▸ Exercise objective
State the number of lines that include the string "text", and write nothing else.

▸ Input data
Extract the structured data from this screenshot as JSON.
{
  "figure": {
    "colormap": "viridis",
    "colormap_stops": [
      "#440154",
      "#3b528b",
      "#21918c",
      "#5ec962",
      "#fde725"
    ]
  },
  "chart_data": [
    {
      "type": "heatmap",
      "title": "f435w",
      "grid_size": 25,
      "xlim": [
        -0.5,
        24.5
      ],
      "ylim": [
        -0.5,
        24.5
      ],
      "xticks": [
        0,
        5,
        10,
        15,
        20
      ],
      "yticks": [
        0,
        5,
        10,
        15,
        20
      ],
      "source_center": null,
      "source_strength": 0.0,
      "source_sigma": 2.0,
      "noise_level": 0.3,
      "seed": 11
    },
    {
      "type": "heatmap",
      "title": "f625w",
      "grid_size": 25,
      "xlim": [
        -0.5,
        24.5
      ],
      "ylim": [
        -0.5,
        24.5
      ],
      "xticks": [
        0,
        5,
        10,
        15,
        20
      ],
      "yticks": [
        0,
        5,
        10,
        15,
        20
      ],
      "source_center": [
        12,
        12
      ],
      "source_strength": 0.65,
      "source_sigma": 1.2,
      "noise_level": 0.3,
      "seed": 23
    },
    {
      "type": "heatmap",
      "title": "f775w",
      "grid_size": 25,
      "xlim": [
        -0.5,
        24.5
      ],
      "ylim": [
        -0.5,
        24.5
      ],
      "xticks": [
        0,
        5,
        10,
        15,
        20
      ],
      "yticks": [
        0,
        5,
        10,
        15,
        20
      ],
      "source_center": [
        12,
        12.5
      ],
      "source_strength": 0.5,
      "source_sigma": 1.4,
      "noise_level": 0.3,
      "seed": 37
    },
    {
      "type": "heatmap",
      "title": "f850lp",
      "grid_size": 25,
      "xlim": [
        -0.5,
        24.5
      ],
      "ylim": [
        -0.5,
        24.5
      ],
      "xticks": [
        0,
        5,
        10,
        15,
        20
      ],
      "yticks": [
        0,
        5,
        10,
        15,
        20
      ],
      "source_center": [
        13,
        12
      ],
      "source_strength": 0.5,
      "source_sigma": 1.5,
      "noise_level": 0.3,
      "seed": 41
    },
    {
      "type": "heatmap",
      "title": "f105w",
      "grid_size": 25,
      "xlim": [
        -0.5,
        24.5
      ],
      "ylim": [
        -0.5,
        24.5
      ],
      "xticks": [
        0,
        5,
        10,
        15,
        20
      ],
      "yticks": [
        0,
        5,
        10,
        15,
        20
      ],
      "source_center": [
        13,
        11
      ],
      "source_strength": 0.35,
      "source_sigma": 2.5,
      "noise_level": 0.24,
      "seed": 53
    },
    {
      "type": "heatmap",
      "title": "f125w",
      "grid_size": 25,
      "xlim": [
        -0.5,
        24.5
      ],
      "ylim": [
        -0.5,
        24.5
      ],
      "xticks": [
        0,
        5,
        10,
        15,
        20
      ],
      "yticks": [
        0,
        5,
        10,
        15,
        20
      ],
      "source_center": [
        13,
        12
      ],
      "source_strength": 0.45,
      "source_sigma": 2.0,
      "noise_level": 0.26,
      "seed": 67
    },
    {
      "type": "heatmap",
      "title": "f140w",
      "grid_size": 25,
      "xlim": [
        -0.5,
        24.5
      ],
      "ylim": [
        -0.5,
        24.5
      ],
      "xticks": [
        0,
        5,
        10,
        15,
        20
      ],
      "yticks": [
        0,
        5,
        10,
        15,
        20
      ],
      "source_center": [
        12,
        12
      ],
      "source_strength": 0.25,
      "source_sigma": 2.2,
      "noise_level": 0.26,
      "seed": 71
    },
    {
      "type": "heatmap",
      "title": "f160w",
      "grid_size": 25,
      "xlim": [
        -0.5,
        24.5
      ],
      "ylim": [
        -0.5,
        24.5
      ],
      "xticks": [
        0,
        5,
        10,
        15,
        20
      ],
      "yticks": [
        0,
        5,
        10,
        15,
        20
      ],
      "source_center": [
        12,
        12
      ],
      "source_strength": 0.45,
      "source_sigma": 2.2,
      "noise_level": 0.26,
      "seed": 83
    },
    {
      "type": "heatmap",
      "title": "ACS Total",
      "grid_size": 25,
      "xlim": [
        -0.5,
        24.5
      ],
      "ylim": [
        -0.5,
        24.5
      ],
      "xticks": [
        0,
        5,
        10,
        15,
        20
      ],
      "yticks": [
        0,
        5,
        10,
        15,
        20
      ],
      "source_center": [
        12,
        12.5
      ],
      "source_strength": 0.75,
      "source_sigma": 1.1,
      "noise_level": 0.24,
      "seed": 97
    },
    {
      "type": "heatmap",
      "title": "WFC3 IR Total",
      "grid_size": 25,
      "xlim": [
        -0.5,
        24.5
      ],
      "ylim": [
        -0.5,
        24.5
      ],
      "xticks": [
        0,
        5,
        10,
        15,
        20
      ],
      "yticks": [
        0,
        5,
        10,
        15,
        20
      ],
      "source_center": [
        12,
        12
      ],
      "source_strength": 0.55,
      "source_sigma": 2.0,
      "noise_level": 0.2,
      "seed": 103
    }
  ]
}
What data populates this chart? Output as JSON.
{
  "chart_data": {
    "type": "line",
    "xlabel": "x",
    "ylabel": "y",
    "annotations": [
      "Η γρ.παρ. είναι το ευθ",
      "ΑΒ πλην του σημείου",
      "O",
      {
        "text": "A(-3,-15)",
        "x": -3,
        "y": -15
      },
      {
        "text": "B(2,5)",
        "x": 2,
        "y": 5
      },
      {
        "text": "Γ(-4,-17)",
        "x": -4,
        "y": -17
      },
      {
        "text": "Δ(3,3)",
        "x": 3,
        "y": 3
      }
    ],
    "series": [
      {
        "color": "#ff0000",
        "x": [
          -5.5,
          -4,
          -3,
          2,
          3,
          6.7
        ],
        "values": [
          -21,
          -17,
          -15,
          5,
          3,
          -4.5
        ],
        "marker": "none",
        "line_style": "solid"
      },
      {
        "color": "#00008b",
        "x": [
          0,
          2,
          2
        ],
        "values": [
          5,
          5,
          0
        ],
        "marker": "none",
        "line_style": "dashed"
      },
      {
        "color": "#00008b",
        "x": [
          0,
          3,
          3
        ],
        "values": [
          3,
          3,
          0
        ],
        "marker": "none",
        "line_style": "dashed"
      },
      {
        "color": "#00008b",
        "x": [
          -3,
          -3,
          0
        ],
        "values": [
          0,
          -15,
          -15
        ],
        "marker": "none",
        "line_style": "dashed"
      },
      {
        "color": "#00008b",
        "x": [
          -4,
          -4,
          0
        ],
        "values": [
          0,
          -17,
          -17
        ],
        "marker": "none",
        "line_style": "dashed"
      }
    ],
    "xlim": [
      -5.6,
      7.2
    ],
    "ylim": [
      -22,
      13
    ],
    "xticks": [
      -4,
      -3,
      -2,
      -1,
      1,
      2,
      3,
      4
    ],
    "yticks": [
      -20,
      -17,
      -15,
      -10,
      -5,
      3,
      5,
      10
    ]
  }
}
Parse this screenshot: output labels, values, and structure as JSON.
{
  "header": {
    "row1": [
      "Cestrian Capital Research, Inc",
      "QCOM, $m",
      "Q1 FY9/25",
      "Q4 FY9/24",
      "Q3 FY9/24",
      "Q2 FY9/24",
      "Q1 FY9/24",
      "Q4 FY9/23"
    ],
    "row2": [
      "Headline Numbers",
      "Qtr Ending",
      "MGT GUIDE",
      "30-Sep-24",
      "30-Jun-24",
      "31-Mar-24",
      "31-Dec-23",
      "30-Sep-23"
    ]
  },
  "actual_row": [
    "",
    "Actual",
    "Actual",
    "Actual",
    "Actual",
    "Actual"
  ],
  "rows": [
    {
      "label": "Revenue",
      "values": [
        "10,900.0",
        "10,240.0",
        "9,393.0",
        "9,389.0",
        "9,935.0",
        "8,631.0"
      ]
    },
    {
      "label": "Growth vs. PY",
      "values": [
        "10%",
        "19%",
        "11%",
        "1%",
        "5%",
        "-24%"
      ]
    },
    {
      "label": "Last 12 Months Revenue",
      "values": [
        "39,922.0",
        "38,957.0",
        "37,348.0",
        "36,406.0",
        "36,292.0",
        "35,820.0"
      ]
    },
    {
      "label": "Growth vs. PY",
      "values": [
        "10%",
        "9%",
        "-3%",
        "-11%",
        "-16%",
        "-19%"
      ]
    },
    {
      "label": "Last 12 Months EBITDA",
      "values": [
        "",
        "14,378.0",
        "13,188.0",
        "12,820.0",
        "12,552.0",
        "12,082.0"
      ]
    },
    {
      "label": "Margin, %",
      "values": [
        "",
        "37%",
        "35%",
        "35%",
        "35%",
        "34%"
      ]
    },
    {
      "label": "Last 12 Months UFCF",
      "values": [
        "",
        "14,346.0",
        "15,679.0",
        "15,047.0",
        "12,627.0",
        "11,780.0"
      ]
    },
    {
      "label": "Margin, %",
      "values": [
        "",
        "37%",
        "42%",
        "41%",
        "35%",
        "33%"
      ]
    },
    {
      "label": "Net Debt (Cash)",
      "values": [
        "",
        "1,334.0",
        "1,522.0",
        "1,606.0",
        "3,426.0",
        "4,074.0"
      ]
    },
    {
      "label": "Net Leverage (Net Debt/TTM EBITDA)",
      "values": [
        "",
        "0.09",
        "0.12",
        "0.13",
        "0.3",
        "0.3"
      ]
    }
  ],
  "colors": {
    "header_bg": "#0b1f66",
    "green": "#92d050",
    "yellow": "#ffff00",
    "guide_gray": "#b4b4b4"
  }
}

▸ The completed task
4